[Exercise brief]: Retype each line exactly. Skip images.

(Dataset entries)
################

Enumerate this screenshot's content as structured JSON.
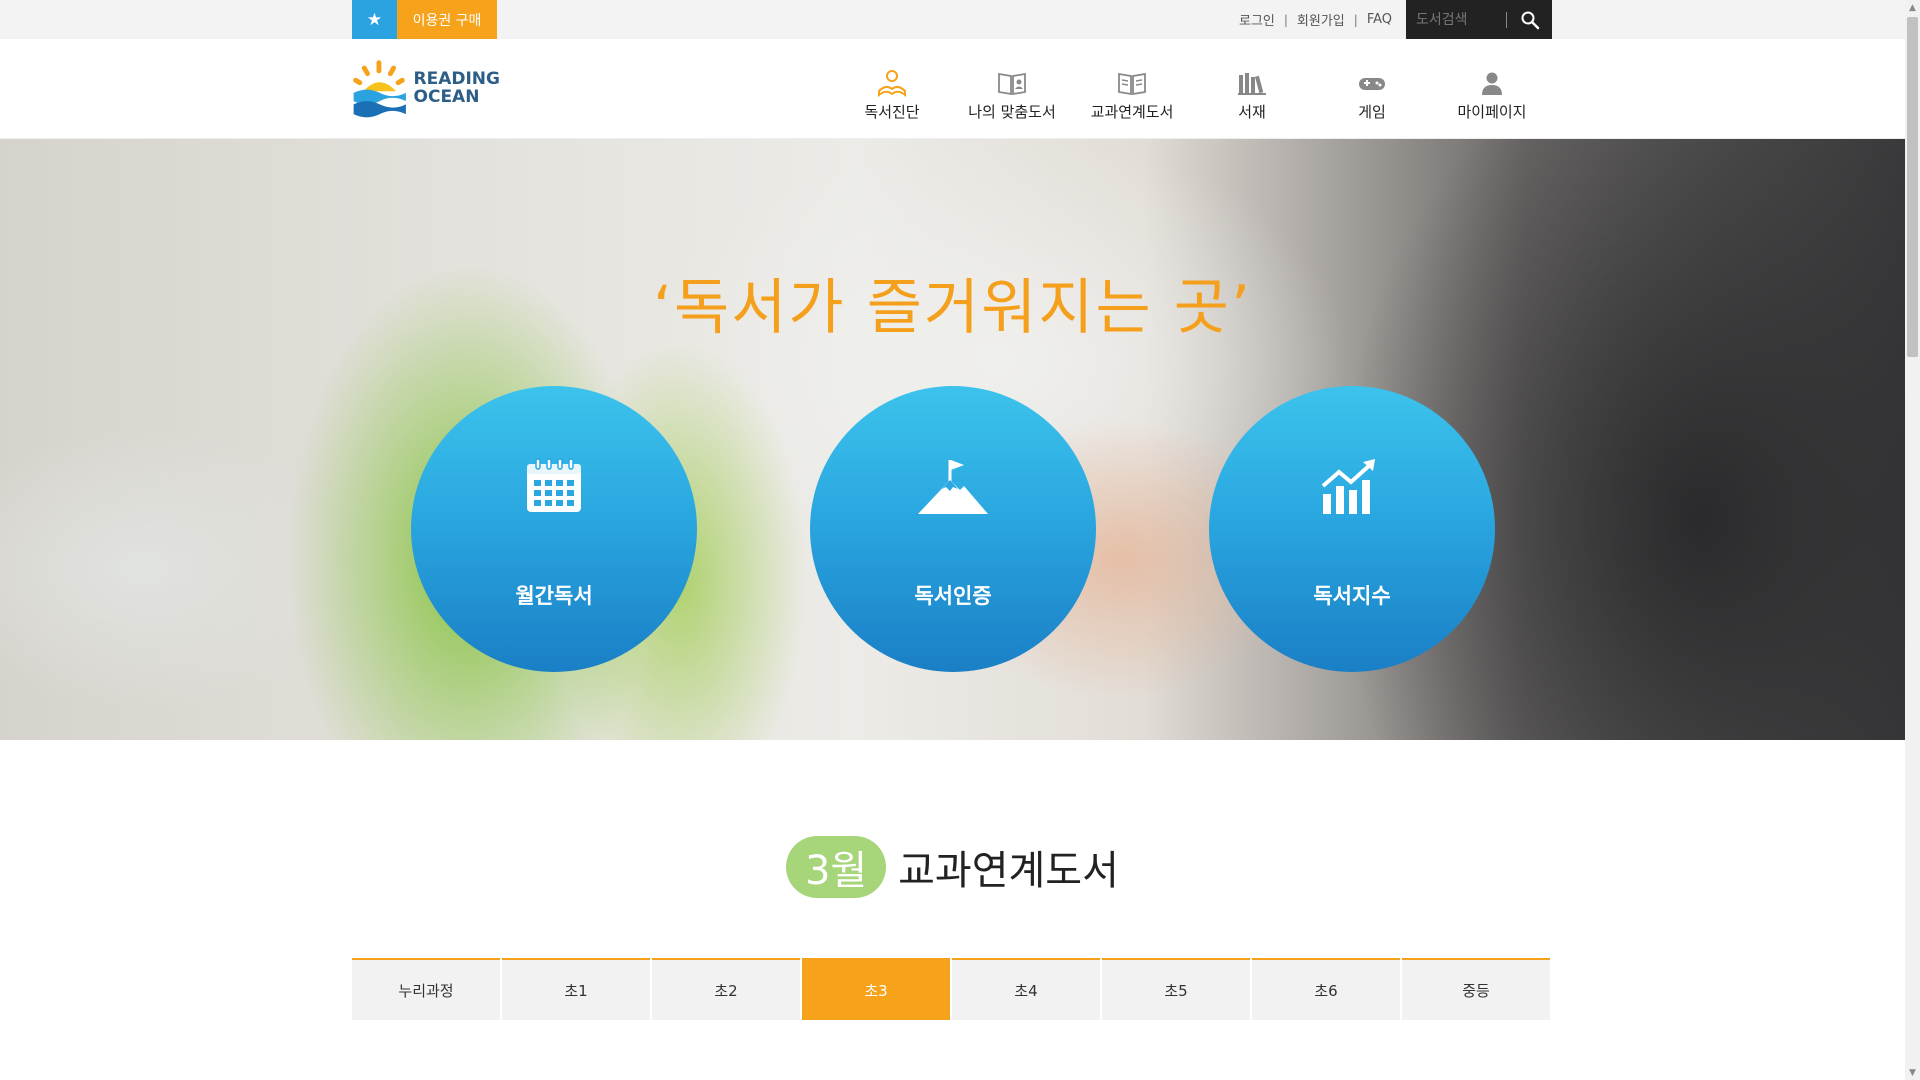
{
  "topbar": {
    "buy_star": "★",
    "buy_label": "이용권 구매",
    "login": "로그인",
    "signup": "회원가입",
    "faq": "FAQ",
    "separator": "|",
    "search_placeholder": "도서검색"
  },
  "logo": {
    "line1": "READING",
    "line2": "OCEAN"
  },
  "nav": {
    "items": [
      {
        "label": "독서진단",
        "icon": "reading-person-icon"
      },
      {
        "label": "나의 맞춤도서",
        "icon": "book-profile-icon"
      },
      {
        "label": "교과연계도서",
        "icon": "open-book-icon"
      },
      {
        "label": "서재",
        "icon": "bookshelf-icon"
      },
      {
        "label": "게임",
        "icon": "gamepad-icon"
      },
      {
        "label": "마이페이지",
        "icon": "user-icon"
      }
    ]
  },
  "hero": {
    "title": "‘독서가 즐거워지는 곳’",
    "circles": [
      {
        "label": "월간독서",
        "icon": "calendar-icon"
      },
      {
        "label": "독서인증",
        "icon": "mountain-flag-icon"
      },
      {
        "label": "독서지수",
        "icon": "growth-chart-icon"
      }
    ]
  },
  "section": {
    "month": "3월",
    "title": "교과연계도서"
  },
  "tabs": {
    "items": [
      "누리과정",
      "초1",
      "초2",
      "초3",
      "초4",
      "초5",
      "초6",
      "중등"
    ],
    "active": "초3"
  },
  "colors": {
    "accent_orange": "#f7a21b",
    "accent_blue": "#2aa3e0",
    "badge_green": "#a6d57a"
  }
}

################

[Written answer]:
Enumerate this screenshot's content as structured JSON.
{
  "topbar": {
    "buy_star": "★",
    "buy_label": "이용권 구매",
    "login": "로그인",
    "signup": "회원가입",
    "faq": "FAQ",
    "separator": "|",
    "search_placeholder": "도서검색"
  },
  "logo": {
    "line1": "READING",
    "line2": "OCEAN"
  },
  "nav": {
    "items": [
      {
        "label": "독서진단",
        "icon": "reading-person-icon"
      },
      {
        "label": "나의 맞춤도서",
        "icon": "book-profile-icon"
      },
      {
        "label": "교과연계도서",
        "icon": "open-book-icon"
      },
      {
        "label": "서재",
        "icon": "bookshelf-icon"
      },
      {
        "label": "게임",
        "icon": "gamepad-icon"
      },
      {
        "label": "마이페이지",
        "icon": "user-icon"
      }
    ]
  },
  "hero": {
    "title": "‘독서가 즐거워지는 곳’",
    "circles": [
      {
        "label": "월간독서",
        "icon": "calendar-icon"
      },
      {
        "label": "독서인증",
        "icon": "mountain-flag-icon"
      },
      {
        "label": "독서지수",
        "icon": "growth-chart-icon"
      }
    ]
  },
  "section": {
    "month": "3월",
    "title": "교과연계도서"
  },
  "tabs": {
    "items": [
      "누리과정",
      "초1",
      "초2",
      "초3",
      "초4",
      "초5",
      "초6",
      "중등"
    ],
    "active": "초3"
  },
  "colors": {
    "accent_orange": "#f7a21b",
    "accent_blue": "#2aa3e0",
    "badge_green": "#a6d57a"
  }
}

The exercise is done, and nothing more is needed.